Gather all lines from the material that contain "heading".
-- BEGIN --
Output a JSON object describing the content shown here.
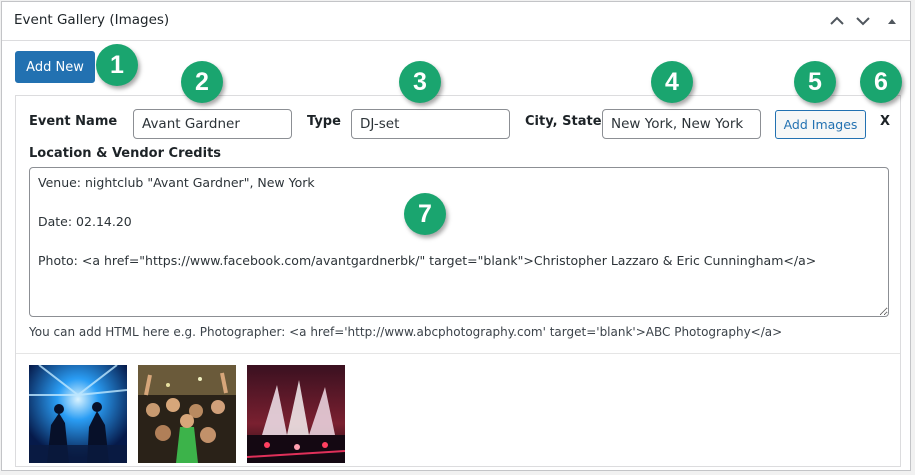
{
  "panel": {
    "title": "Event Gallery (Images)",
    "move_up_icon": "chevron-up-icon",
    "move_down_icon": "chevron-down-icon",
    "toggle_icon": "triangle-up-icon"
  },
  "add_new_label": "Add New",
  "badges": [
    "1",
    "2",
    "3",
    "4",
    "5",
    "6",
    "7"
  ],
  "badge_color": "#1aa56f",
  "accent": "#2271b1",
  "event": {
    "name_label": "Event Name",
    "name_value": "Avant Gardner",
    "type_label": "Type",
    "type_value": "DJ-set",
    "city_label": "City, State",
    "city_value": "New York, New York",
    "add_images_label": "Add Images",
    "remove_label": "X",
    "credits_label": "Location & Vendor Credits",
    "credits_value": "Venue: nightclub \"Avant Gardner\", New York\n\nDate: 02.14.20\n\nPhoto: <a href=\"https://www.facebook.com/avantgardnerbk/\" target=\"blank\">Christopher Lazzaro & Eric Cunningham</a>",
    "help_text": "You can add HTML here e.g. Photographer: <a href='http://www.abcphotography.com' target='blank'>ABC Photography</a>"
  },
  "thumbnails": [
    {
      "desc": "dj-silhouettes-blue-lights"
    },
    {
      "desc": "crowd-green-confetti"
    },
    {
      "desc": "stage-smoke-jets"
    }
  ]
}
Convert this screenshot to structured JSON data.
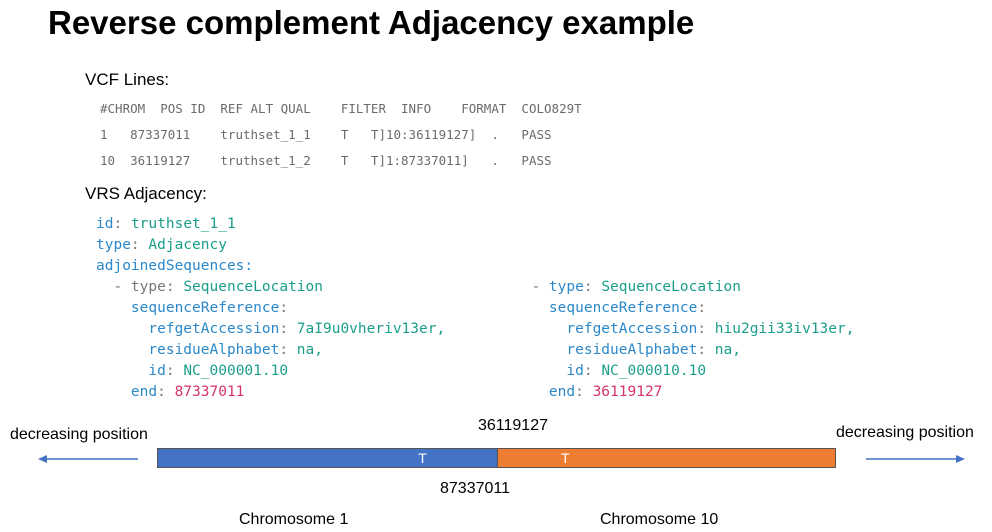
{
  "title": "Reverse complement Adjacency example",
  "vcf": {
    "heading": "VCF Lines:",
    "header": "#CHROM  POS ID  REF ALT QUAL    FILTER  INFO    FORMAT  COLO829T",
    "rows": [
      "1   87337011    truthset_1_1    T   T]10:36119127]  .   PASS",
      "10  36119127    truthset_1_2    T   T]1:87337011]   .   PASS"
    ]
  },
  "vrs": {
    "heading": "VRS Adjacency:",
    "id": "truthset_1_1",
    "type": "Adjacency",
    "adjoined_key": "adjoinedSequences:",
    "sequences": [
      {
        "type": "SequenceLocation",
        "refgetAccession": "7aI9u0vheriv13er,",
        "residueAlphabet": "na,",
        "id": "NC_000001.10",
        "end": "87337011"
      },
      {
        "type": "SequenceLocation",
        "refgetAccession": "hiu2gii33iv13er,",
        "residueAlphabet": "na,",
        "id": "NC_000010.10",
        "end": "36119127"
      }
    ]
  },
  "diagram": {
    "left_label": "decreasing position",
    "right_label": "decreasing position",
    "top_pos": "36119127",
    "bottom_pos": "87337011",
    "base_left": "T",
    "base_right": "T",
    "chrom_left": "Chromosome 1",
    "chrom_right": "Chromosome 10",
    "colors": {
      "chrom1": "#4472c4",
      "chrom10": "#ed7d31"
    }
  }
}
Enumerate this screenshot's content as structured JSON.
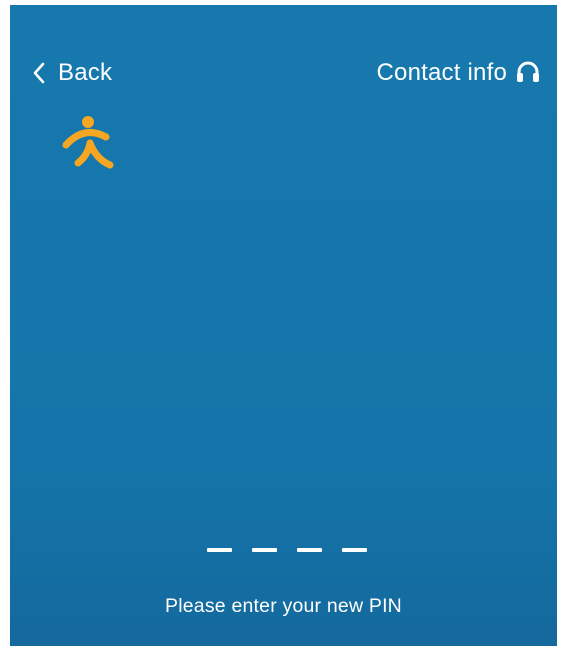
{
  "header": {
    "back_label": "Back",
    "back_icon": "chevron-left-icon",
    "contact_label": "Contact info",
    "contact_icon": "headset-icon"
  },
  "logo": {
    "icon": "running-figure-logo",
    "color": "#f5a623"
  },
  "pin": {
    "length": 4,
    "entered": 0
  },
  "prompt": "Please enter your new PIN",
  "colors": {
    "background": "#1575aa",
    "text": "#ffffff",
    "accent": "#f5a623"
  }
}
-- END --
-- BEGIN --
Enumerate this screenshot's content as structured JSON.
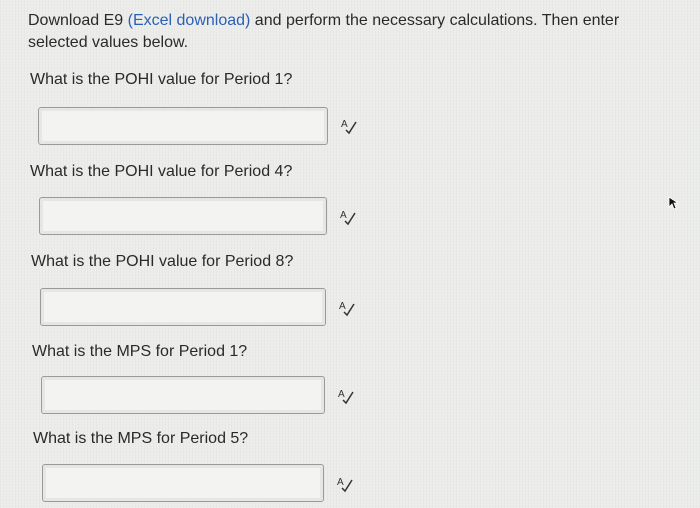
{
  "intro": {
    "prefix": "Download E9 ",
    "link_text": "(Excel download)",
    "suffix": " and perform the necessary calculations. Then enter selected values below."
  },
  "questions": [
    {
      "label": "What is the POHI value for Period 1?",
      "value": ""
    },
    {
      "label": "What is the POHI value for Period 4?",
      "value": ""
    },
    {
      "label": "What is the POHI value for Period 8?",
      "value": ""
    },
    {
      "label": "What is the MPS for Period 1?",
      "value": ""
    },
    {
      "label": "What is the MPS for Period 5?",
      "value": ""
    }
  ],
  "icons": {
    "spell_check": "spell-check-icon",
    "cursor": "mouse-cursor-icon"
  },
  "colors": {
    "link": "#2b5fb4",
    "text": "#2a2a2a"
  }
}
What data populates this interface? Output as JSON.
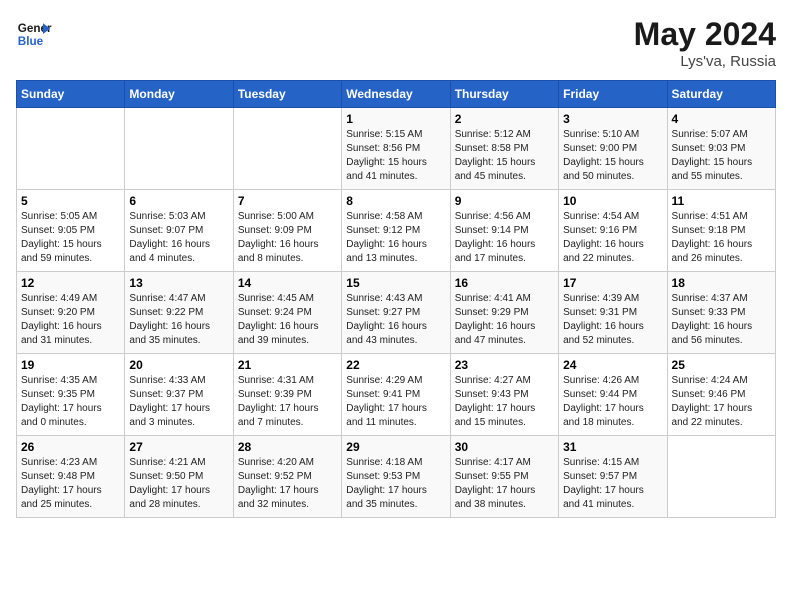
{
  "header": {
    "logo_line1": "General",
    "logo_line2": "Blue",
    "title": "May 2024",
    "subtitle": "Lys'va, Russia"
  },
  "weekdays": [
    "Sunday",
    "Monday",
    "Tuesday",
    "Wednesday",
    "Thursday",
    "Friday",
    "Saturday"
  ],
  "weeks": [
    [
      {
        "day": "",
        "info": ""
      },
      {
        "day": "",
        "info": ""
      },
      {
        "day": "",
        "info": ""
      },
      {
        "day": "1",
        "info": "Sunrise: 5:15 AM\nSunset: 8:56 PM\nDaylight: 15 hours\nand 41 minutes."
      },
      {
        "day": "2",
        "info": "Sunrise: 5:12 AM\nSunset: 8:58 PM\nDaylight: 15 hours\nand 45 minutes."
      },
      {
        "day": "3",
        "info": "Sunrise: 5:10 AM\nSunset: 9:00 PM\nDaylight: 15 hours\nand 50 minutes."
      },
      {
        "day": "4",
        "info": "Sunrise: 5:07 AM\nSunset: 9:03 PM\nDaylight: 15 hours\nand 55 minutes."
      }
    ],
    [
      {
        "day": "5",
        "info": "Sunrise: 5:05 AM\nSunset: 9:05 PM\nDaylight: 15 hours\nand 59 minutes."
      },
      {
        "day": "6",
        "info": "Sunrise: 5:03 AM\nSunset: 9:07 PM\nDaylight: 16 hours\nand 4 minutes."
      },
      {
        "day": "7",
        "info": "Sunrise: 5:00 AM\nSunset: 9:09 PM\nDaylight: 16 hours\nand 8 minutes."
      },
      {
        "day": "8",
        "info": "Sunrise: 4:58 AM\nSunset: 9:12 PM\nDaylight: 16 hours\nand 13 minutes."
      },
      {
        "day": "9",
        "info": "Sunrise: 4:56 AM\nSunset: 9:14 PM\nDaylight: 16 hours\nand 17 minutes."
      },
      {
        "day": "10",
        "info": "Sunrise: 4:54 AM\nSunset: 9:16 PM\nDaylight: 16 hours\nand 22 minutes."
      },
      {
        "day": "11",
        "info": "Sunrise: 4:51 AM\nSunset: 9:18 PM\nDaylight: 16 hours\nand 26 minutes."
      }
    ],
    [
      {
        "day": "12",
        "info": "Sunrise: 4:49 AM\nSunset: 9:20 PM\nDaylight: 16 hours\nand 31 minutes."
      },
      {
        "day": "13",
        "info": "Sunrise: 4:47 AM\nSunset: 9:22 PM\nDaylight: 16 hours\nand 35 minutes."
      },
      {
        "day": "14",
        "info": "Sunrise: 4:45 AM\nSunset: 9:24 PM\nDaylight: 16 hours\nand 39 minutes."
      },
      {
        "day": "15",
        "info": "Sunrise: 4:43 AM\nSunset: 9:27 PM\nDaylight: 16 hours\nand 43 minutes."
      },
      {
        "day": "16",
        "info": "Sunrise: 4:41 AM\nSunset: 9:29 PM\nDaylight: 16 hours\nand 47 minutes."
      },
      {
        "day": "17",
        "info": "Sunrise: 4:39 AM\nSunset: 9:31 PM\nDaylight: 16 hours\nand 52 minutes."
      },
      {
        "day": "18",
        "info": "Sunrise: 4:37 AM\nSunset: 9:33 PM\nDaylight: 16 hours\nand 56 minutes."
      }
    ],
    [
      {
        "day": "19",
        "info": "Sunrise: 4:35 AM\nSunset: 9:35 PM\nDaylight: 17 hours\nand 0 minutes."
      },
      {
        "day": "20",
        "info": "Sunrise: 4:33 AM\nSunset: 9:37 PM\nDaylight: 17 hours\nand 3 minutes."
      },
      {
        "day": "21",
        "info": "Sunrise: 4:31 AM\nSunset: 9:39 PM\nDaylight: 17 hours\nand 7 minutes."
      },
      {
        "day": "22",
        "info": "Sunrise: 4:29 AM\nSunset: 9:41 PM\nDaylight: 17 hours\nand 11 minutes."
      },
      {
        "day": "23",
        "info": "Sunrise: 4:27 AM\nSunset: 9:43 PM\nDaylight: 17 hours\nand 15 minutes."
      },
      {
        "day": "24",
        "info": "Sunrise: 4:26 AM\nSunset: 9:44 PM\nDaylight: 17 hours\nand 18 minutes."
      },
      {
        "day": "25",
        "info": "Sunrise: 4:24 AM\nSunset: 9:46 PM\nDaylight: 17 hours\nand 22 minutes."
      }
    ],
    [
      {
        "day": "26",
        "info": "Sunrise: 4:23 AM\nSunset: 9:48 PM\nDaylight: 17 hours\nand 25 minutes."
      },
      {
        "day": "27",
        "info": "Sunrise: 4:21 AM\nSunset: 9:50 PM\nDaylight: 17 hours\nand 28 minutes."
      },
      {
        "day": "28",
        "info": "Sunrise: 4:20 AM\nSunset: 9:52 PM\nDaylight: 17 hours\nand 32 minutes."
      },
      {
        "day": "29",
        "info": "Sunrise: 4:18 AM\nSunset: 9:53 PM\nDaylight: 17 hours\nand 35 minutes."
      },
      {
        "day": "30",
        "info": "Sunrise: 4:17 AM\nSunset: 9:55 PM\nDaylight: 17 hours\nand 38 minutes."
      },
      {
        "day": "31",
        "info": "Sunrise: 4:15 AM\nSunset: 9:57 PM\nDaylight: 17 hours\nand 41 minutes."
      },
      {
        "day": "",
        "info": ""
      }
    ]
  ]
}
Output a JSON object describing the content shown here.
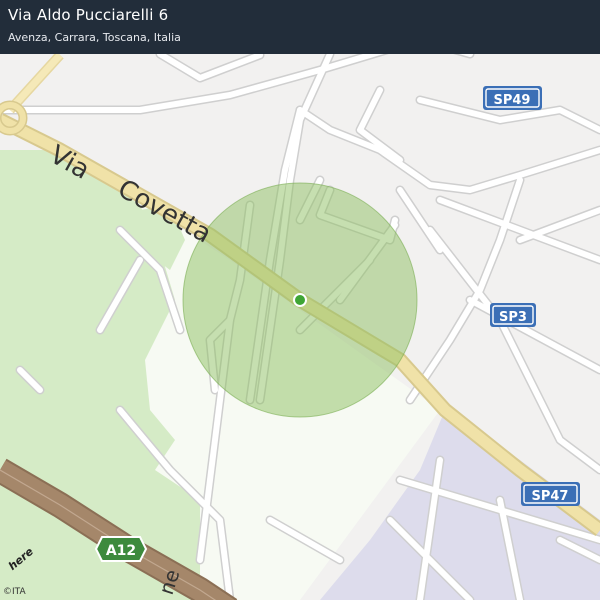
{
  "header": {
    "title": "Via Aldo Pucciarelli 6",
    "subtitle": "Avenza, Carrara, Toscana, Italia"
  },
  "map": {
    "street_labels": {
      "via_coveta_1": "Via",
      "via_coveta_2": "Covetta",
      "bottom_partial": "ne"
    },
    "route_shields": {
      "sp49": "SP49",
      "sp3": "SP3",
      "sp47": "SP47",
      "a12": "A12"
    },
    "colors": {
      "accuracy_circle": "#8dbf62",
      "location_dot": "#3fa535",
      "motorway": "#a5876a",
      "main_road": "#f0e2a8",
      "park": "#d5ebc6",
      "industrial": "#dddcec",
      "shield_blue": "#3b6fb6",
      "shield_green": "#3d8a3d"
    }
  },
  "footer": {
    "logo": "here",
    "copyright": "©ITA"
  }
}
-- END --
Solution for this exercise:
    "heading": "VCF Lines:",
    "heading": "VRS Adjacency:",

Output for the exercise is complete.